═══ SOURCE TEXT

So what’s being offered to us?
* No salary increase for the 20 months that the company dragged out the negotiations. Instead, the company offered a 3% one-time signing “bonus.” That is less than the inflationary-erosion to our wages that took place during stupefying delays engineered by the company.
* A mirage increase for years 3, 4, and 5, beginning April 1, 2013. The increase is described as “2%” but only a small number of the lowest paid people will actually get that much. That’s because the proposal would increase the “scale” wages listed in the contract by 2%, but most people in mid-career are making more than “scale.” So what is the true increase? Your mileage may vary, but it is likely to be a bit more than 1% and nowhere near 2%..
* Even a true 2% increase would not have kept us even against inflation; the far more realistic figure of a 1.5% increase will mean continued, drastic wage erosion. (Check the price of a metrocard or a gallon of gas lately?)
* The biggest hit: Don’t forget that our compensation includes wages and benefits, including payments made by the company to a retirement plan. Leaving aside entirely what form our retirement benefits take (pension, alternative pension, 401k, etc), look carefully at what is happening here. The retirement contribution — if we are lucky — will be cut by 31%: it goes from the current 9.5% of wages to 6.6%. For an employee whose salary is $100,000, that means $2,900 a year less. And there’s a big but with that. That cut applies only if the Guild’s novel retirement plan is approved by the IRS sometime in the next year. If it’s not approved, our retirement benefit will be cut to 3% of wages in a 401k plan. So we have a definite cut of $2,900, and a worst but not implausible case in which the retirement contributions are cut by $6,500 a year.
* On the positive side: the health care plan has been buttressed, and we will be eligible for a bonus of 1% to 2% of our actual (not scale) salaries if the company achieves certain targets. It’s good, but do not be deluded: most years, that still won’t add up to an inflation level wage increase. Another sound development: the digital work week has been reduced from 40 to 35 hours. That will be meaningful only if digital employees are rigorous in keeping to that schedule, and billing for every hour beyond 35. (Contrary to Terry Hayes’s remark that our hours are out of step with the American workforce, the NYT newsroom is filled with people who put in much more time than they are paid for. It was a malignantly ignorant statement.)
In short: every day that you come to work between now and April 2016, you will make less in real dollars than you did the day before.
Once, companies like The Times had to invest hundreds of millions of dollars in printing plants, in trucks, even in forests to produce their product and make sure it got to the readers on time. Now, we write, photograph, illustrate and edit the news; we print it; we deliver it with a push of the button. We protect the building. We sell the ads.
Paid circulation is up 40% over last year.
Had Arthur Sulzberger said to almost any of us, the company needs money, he would not have had to finish the sentence, and it would have been his.
Instead, the company negotiators, believing the newsroom to be congenitally timid, described us as “widget makers” and formulated their contempt into a contract that shrinks our wages and benefits. (Timeout for a quick rant: And then, when an historic storm hits, and we must scramble to get the news report out in the midst of it and a presidential election, and even the production of this contract proposal is delayed, the company negotiators refuse to extend their phony deadline by even a few days. It appears that they are incapable of shame.)
There are risks if we turn down this contract. Go back to the email and read the analyses from Michael Powell and Steve Greenhouse, two wise, sober heads on the negotiating committee who reluctantly endorsed the deal, and whose counsel is to be treasured.

══════
═══ AVAILABLE DATA

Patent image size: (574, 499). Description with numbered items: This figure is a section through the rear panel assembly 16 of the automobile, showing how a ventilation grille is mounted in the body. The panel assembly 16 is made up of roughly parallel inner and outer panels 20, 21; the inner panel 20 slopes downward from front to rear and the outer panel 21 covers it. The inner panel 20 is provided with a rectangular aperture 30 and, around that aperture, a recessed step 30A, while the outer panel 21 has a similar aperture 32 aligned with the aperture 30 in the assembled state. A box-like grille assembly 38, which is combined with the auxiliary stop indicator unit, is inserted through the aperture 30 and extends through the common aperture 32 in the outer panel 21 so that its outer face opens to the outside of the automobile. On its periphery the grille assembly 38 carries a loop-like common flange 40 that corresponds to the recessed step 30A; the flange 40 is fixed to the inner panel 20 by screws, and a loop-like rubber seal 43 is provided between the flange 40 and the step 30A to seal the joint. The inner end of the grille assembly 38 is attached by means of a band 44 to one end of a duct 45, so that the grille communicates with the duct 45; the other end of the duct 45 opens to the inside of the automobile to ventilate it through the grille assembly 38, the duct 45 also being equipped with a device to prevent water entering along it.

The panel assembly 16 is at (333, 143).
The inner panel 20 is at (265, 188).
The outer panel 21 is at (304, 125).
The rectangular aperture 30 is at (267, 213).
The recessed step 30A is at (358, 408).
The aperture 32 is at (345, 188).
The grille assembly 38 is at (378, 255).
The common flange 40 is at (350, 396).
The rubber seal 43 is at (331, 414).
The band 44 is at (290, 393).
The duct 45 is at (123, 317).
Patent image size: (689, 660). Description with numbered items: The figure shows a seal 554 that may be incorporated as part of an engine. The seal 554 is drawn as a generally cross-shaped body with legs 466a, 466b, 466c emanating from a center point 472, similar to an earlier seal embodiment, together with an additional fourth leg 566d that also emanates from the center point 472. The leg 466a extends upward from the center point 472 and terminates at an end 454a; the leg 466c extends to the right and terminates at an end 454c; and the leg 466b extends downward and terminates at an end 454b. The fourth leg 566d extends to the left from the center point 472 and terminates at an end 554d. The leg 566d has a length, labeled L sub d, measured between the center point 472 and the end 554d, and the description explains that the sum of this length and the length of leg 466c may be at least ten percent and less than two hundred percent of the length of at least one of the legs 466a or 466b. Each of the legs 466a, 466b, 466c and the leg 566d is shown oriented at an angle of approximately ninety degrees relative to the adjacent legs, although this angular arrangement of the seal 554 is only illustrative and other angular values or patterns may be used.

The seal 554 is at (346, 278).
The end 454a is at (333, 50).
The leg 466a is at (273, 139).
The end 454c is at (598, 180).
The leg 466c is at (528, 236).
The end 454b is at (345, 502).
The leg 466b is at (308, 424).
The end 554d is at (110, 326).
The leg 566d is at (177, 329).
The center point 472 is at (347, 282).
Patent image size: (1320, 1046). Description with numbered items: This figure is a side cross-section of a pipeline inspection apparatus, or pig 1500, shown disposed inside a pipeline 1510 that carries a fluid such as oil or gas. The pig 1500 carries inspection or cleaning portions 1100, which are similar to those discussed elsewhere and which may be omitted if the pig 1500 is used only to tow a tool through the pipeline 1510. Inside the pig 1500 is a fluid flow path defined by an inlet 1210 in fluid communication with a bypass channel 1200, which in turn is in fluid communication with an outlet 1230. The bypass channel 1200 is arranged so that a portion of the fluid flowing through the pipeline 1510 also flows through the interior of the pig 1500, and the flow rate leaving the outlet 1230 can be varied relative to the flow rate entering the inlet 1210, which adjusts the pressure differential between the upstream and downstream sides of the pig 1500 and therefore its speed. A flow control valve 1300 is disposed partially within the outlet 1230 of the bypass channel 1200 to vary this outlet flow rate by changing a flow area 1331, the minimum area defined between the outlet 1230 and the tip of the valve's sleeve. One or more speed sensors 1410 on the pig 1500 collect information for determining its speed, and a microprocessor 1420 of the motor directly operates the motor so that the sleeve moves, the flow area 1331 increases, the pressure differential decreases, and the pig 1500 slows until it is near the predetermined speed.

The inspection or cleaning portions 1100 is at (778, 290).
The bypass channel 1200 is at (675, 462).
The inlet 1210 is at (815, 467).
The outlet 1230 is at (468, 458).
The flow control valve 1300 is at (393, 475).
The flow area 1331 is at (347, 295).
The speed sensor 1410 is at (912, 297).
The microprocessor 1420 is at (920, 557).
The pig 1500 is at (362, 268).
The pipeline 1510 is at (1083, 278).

══════

▶ [TO DO]:
A - Reproduce the part of the contract passage that opens with the words containing "Instead, the company negotiators, believing" and closes with "to be treasured.".
B - Recast only the part of the listing that opens with the line containing "Patent image size: (689, 660)." and closes with the line containing "The center point 472 is at (347, 282).", both included, as a JSON list of strings with one string per line and blank lines left out.
The contract passage and the listing are unrelated material.

▶ [ANSWER LIST]:
A -
Instead, the company negotiators, believing the newsroom to be congenitally timid, described us as “widget makers” and formulated their contempt into a contract that shrinks our wages and benefits. (Timeout for a quick rant: And then, when an historic storm hits, and we must scramble to get the news report out in the midst of it and a presidential election, and even the production of this contract proposal is delayed, the company negotiators refuse to extend their phony deadline by even a few days. It appears that they are incapable of shame.)
There are risks if we turn down this contract. Go back to the email and read the analyses from Michael Powell and Steve Greenhouse, two wise, sober heads on the negotiating committee who reluctantly endorsed the deal, and whose counsel is to be treasured.

B -
[
  "Patent image size: (689, 660). Description with numbered items: The figure shows a seal 554 that may be incorporated as part of an engine. The seal 554 is drawn as a generally cross-shaped body with legs 466a, 466b, 466c emanating from a center point 472, similar to an earlier seal embodiment, together with an additional fourth leg 566d that also emanates from the center point 472. The leg 466a extends upward from the center point 472 and terminates at an end 454a; the leg 466c extends to the right and terminates at an end 454c; and the leg 466b extends downward and terminates at an end 454b. The fourth leg 566d extends to the left from the center point 472 and terminates at an end 554d. The leg 566d has a length, labeled L sub d, measured between the center point 472 and the end 554d, and the description explains that the sum of this length and the length of leg 466c may be at least ten percent and less than two hundred percent of the length of at least one of the legs 466a or 466b. Each of the legs 466a, 466b, 466c and the leg 566d is shown oriented at an angle of approximately ninety degrees relative to the adjacent legs, although this angular arrangement of the seal 554 is only illustrative and other angular values or patterns may be used.",
  "The seal 554 is at (346, 278).",
  "The end 454a is at (333, 50).",
  "The leg 466a is at (273, 139).",
  "The end 454c is at (598, 180).",
  "The leg 466c is at (528, 236).",
  "The end 454b is at (345, 502).",
  "The leg 466b is at (308, 424).",
  "The end 554d is at (110, 326).",
  "The leg 566d is at (177, 329).",
  "The center point 472 is at (347, 282)."
]